### To do
Repeat each record exactly. Any picture gets left out.

━━━━━━━━━━━━━━━━━━━━

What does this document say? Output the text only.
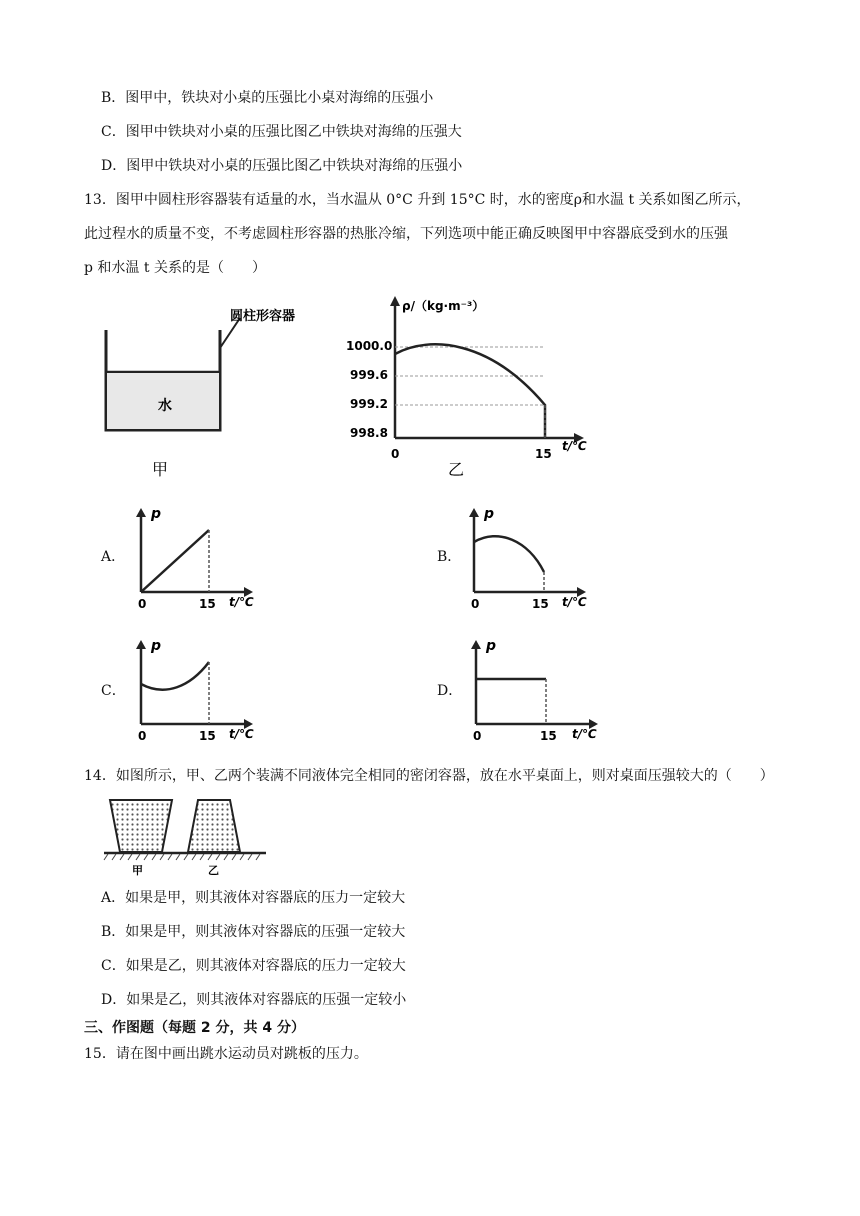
B．图甲中，铁块对小桌的压强比小桌对海绵的压强小
C．图甲中铁块对小桌的压强比图乙中铁块对海绵的压强大
D．图甲中铁块对小桌的压强比图乙中铁块对海绵的压强小
13．图甲中圆柱形容器装有适量的水，当水温从 0°C 升到 15°C 时，水的密度ρ和水温 t 关系如图乙所示，
此过程水的质量不变，不考虑圆柱形容器的热胀冷缩，下列选项中能正确反映图甲中容器底受到水的压强
p 和水温 t 关系的是（　　）
圆柱形容器
水
甲
ρ/（kg·m⁻³）
1000.0
999.6
999.2
998.8
0	15
t/℃
乙
A．
p
0	15 t/℃
B．
p
0	15 t/℃
C．
p
0	15 t/℃
D．
p
0	15 t/℃
14．如图所示，甲、乙两个装满不同液体完全相同的密闭容器，放在水平桌面上，则对桌面压强较大的（　　）
甲	乙
A．如果是甲，则其液体对容器底的压力一定较大
B．如果是甲，则其液体对容器底的压强一定较大
C．如果是乙，则其液体对容器底的压力一定较大
D．如果是乙，则其液体对容器底的压强一定较小
三、作图题（每题 2 分，共 4 分）
15．请在图中画出跳水运动员对跳板的压力。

━━━━━━━━━━━━━━━━━━━━

### Solution to the problem
What does this document say? Output the text only.
B．图甲中，铁块对小桌的压强比小桌对海绵的压强小
C．图甲中铁块对小桌的压强比图乙中铁块对海绵的压强大
D．图甲中铁块对小桌的压强比图乙中铁块对海绵的压强小
13．图甲中圆柱形容器装有适量的水，当水温从 0°C 升到 15°C 时，水的密度ρ和水温 t 关系如图乙所示，
此过程水的质量不变，不考虑圆柱形容器的热胀冷缩，下列选项中能正确反映图甲中容器底受到水的压强
p 和水温 t 关系的是（　　）
圆柱形容器
水
甲
ρ/（kg·m⁻³）
1000.0
999.6
999.2
998.8
0	15
t/℃
乙
A．
p
0	15 t/℃
B．
p
0	15 t/℃
C．
p
0	15 t/℃
D．
p
0	15 t/℃
14．如图所示，甲、乙两个装满不同液体完全相同的密闭容器，放在水平桌面上，则对桌面压强较大的（　　）
甲	乙
A．如果是甲，则其液体对容器底的压力一定较大
B．如果是甲，则其液体对容器底的压强一定较大
C．如果是乙，则其液体对容器底的压力一定较大
D．如果是乙，则其液体对容器底的压强一定较小
三、作图题（每题 2 分，共 4 分）
15．请在图中画出跳水运动员对跳板的压力。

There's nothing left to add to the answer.